*Stated goal A*
List the kinds of cardinality that the database query passage below says a named link's cardinality may be.
*Stated goal B*
According to the database query passage below, in what language may the query instructions be composed?

*Passage*
--- BEGIN ---
The database may include a relational database. The system catalog may include a respective cardinality associated with each of the named links. The respective cardinality may include one of (a) a one-to-one correlation, (b) a one-to-many correlation, and (c) a many-to many correlation. The method may further include, prior to determining the association, verifying a first cardinality associated with the first named link is not a one-to-one cardinality.

The two or more of entities may include a scalar entity, and the first query context may be associated with the scalar entity. The first instructions and the second instructions may be generated as native programming interface instructions. The first instructions and the second instructions may be generated as query instructions. The syntactic database query, the first instructions, and the second instructions may be in a same query language. The query instructions may be composed in Structured Query Language (SQL). A grammar used to construct the syntactic database query may include an extension of Structured Query Language (SQL). The second entity may be an independent iteration over the first entity.

The first aggregate function may visually separate the first base from the first range. The first range may be surrounded by a set of delineating characters. The set of delineating characters may include at least one of parentheses and brackets.
--- END ---
*Given data*
--- BEGIN ---
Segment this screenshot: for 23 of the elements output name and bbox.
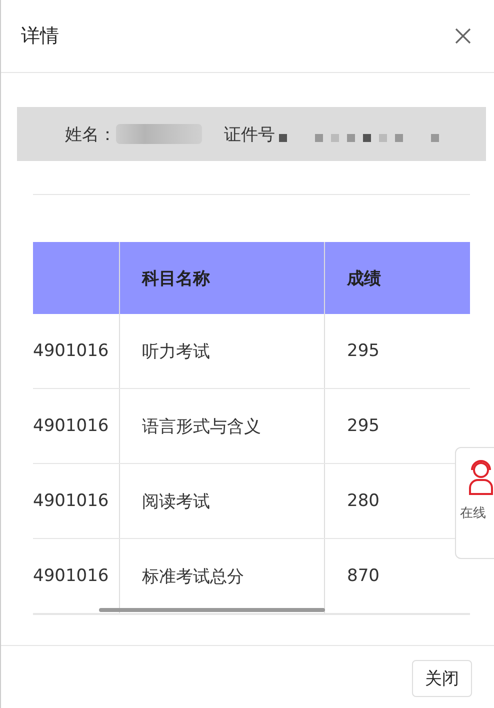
table-cell: 4901016 [33,341,109,361]
table-cell: 4901016 [33,566,109,586]
table-cell: 4901016 [33,416,109,436]
close-icon[interactable] [454,27,472,45]
close-button[interactable]: 关闭 [412,660,472,697]
table-cell: 295 [347,416,380,436]
support-person-icon [468,460,494,496]
table-cell: 870 [347,566,380,586]
name-label: 姓名： [65,124,116,146]
dialog-title: 详情 [21,24,59,49]
table-cell-text: 语言形式与含义 [142,416,261,438]
column-header: 科目名称 [120,242,325,314]
scrollbar[interactable] [99,608,325,612]
table-cell: 280 [347,491,380,511]
id-label: 证件号 [224,124,275,146]
table-cell-text: 标准考试总分 [142,566,244,588]
widget-label: 在线 [460,505,486,522]
chat-widget[interactable]: 在线 [455,447,494,559]
table-cell: 4901016 [33,491,109,511]
column-header: 成绩 [346,268,382,290]
table-cell: 295 [347,341,380,361]
table-cell-text: 阅读考试 [142,490,210,512]
table-cell-text: 听力考试 [142,340,210,362]
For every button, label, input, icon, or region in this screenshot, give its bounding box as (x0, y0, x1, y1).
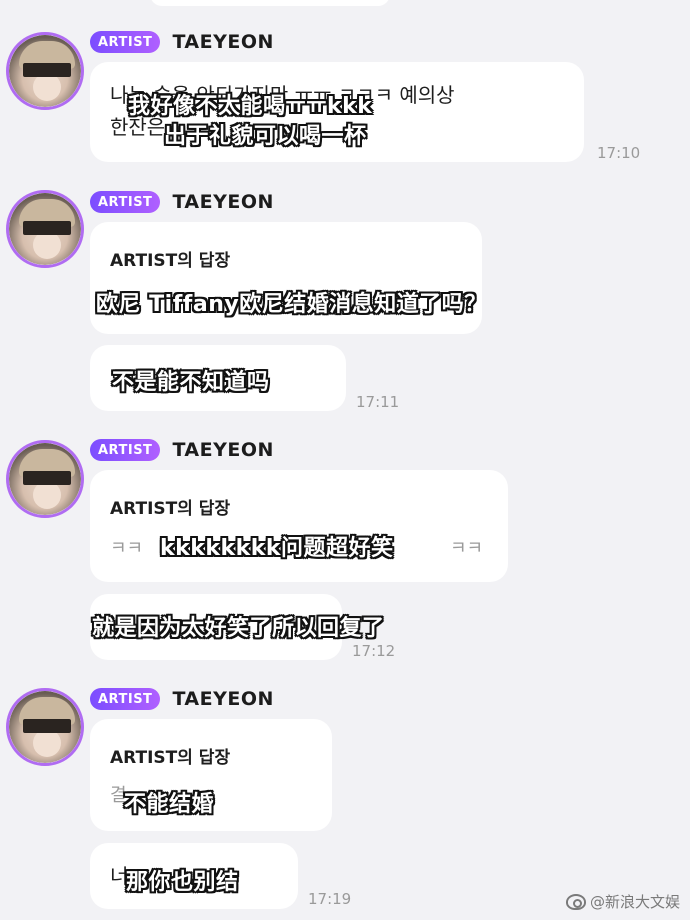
message-time: 17:12 (352, 642, 396, 660)
translation-subtitle: 不能结婚 (124, 792, 215, 817)
sender-name: TAEYEON (172, 688, 274, 710)
translation-subtitle: 不是能不知道吗 (112, 370, 270, 395)
artist-avatar[interactable] (6, 32, 84, 110)
artist-avatar[interactable] (6, 688, 84, 766)
reply-quote-heading: ARTIST의 답장 (110, 251, 231, 271)
sender-name: TAEYEON (172, 439, 274, 461)
reply-quote-text: ㅋㅋ (110, 538, 144, 559)
message-header: ARTIST TAEYEON (90, 438, 274, 462)
translation-subtitle: 出于礼貌可以喝一杯 (164, 124, 367, 149)
weibo-icon (565, 893, 586, 910)
previous-bubble-edge (150, 0, 390, 6)
reply-quote-text-end: ㅋㅋ (450, 538, 484, 559)
translation-subtitle: kkkkkkkk问题超好笑 (160, 536, 394, 561)
artist-badge: ARTIST (90, 191, 161, 213)
message-header: ARTIST TAEYEON (90, 687, 274, 711)
translation-subtitle: 那你也别结 (126, 870, 239, 895)
watermark: @新浪大文娱 (565, 891, 680, 912)
reply-quote-heading: ARTIST의 답장 (110, 499, 231, 519)
sender-name: TAEYEON (172, 191, 274, 213)
reply-quote-bubble[interactable]: ARTIST의 답장 ㅋㅋ ㅋㅋ (90, 470, 508, 582)
artist-avatar[interactable] (6, 190, 84, 268)
artist-badge: ARTIST (90, 688, 161, 710)
reply-quote-heading: ARTIST의 답장 (110, 748, 231, 768)
artist-badge: ARTIST (90, 31, 161, 53)
message-header: ARTIST TAEYEON (90, 30, 274, 54)
translation-subtitle: 欧尼 Tiffany欧尼结婚消息知道了吗？ (96, 292, 487, 317)
message-header: ARTIST TAEYEON (90, 190, 274, 214)
artist-avatar[interactable] (6, 440, 84, 518)
translation-subtitle: 就是因为太好笑了所以回复了 (92, 616, 385, 641)
message-time: 17:19 (308, 890, 352, 908)
artist-badge: ARTIST (90, 439, 161, 461)
message-time: 17:10 (597, 144, 641, 162)
translation-subtitle: 我好像不太能喝ㅠㅠkkk (128, 94, 373, 119)
watermark-text: @新浪大文娱 (589, 893, 680, 911)
message-time: 17:11 (356, 393, 400, 411)
sender-name: TAEYEON (172, 31, 274, 53)
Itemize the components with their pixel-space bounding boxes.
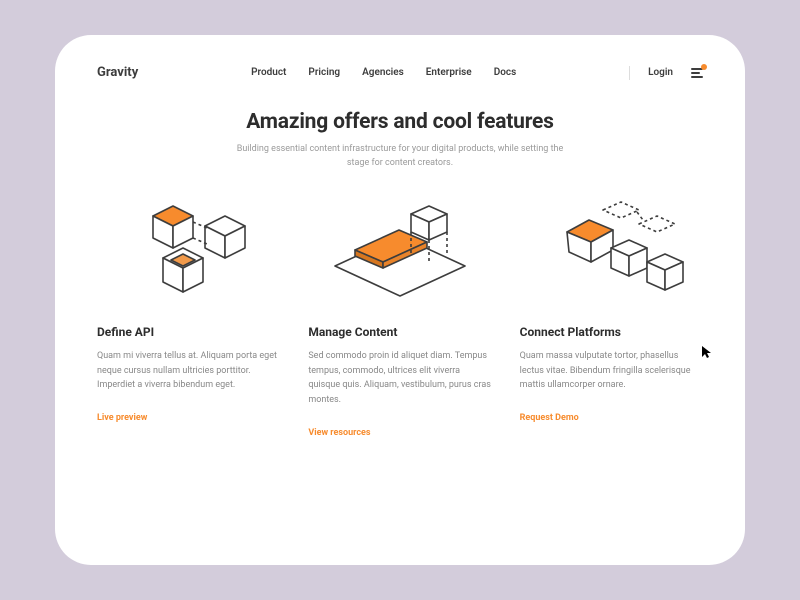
login-link[interactable]: Login: [648, 67, 673, 78]
app-window: Gravity Product Pricing Agencies Enterpr…: [55, 35, 745, 565]
nav-product[interactable]: Product: [251, 67, 286, 78]
header: Gravity Product Pricing Agencies Enterpr…: [97, 65, 703, 80]
hero-subtitle: Building essential content infrastructur…: [230, 142, 570, 171]
connect-icon: [520, 191, 703, 311]
header-right: Login: [629, 66, 703, 80]
platform-icon: [308, 191, 491, 311]
feature-body: Sed commodo proin id aliquet diam. Tempu…: [308, 349, 491, 408]
feature-connect-platforms: Connect Platforms Quam massa vulputate t…: [520, 191, 703, 439]
header-divider: [629, 66, 630, 80]
notification-dot-icon: [701, 64, 707, 70]
nav-enterprise[interactable]: Enterprise: [426, 67, 472, 78]
feature-body: Quam massa vulputate tortor, phasellus l…: [520, 349, 703, 394]
hero-title: Amazing offers and cool features: [97, 110, 703, 134]
live-preview-link[interactable]: Live preview: [97, 413, 147, 423]
feature-title: Manage Content: [308, 325, 491, 339]
primary-nav: Product Pricing Agencies Enterprise Docs: [251, 67, 516, 78]
nav-docs[interactable]: Docs: [494, 67, 517, 78]
feature-body: Quam mi viverra tellus at. Aliquam porta…: [97, 349, 280, 394]
brand-logo[interactable]: Gravity: [97, 65, 138, 80]
hero-section: Amazing offers and cool features Buildin…: [97, 110, 703, 171]
features-row: Define API Quam mi viverra tellus at. Al…: [97, 191, 703, 439]
nav-pricing[interactable]: Pricing: [308, 67, 340, 78]
feature-title: Define API: [97, 325, 280, 339]
feature-title: Connect Platforms: [520, 325, 703, 339]
nav-agencies[interactable]: Agencies: [362, 67, 404, 78]
request-demo-link[interactable]: Request Demo: [520, 413, 579, 423]
cubes-icon: [97, 191, 280, 311]
feature-define-api: Define API Quam mi viverra tellus at. Al…: [97, 191, 280, 439]
feature-manage-content: Manage Content Sed commodo proin id aliq…: [308, 191, 491, 439]
view-resources-link[interactable]: View resources: [308, 428, 370, 438]
hamburger-menu-icon[interactable]: [691, 68, 703, 78]
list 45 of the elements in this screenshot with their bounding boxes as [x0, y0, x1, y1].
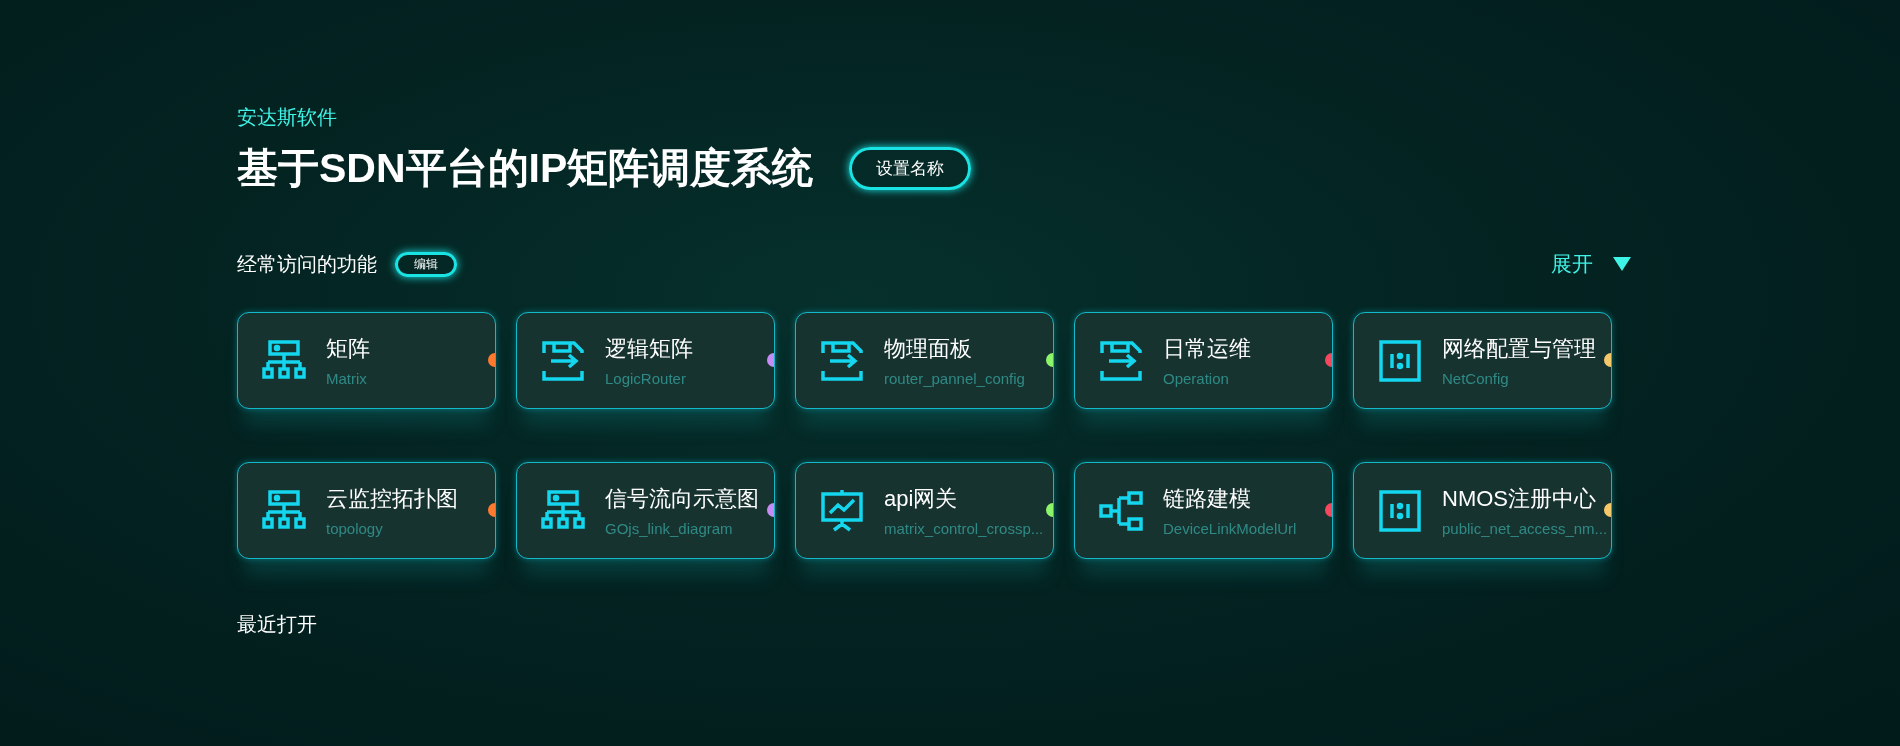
function-code: matrix_control_crossp...: [884, 520, 1044, 537]
function-card[interactable]: 矩阵 Matrix: [237, 312, 496, 409]
transfer-icon: [1099, 338, 1143, 383]
function-name: 信号流向示意图: [605, 485, 759, 513]
transfer-icon: [541, 338, 585, 383]
ratio-icon: [1378, 338, 1422, 383]
function-name: 云监控拓扑图: [326, 485, 458, 513]
function-name: 逻辑矩阵: [605, 335, 693, 363]
function-card[interactable]: 信号流向示意图 GOjs_link_diagram: [516, 462, 775, 559]
function-card[interactable]: 逻辑矩阵 LogicRouter: [516, 312, 775, 409]
function-code: Operation: [1163, 370, 1230, 387]
edit-button[interactable]: 编辑: [395, 251, 457, 277]
function-card[interactable]: 链路建模 DeviceLinkModelUrl: [1074, 462, 1333, 559]
section-title: 经常访问的功能: [237, 251, 377, 277]
function-card[interactable]: NMOS注册中心 public_net_access_nm...: [1353, 462, 1612, 559]
function-card[interactable]: 网络配置与管理 NetConfig: [1353, 312, 1612, 409]
expand-toggle[interactable]: 展开: [1551, 250, 1631, 278]
function-card[interactable]: api网关 matrix_control_crossp...: [795, 462, 1054, 559]
expand-triangle-icon: [1613, 257, 1631, 271]
company-name: 安达斯软件: [237, 105, 338, 130]
function-code: topology: [326, 520, 384, 537]
function-code: GOjs_link_diagram: [605, 520, 734, 537]
function-name: 日常运维: [1163, 335, 1251, 363]
function-code: public_net_access_nm...: [1442, 520, 1608, 537]
function-name: 物理面板: [884, 335, 973, 363]
presentation-chart-icon: [820, 488, 864, 533]
function-code: DeviceLinkModelUrl: [1163, 520, 1297, 537]
function-code: Matrix: [326, 370, 368, 387]
function-card[interactable]: 物理面板 router_pannel_config: [795, 312, 1054, 409]
tree-branches-icon: [1099, 488, 1143, 533]
function-card[interactable]: 云监控拓扑图 topology: [237, 462, 496, 559]
system-title: 基于SDN平台的IP矩阵调度系统: [237, 144, 814, 193]
function-code: NetConfig: [1442, 370, 1510, 387]
transfer-icon: [820, 338, 864, 383]
function-name: 链路建模: [1163, 485, 1252, 513]
function-code: router_pannel_config: [884, 370, 1025, 387]
function-name: 网络配置与管理: [1442, 335, 1596, 363]
section-title: 最近打开: [237, 612, 317, 637]
function-card[interactable]: 日常运维 Operation: [1074, 312, 1333, 409]
function-name: api网关: [884, 485, 959, 513]
set-name-button[interactable]: 设置名称: [849, 146, 972, 190]
function-name: NMOS注册中心: [1442, 485, 1597, 513]
function-name: 矩阵: [326, 335, 370, 363]
ratio-icon: [1378, 488, 1422, 533]
function-code: LogicRouter: [605, 370, 687, 387]
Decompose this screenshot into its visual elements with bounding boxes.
--- END ---
*Worked answer A*
- One-to-one correlation
- One-to-many correlation
- Many-to-many correlation

*Worked answer B*
Structured Query Language (SQL)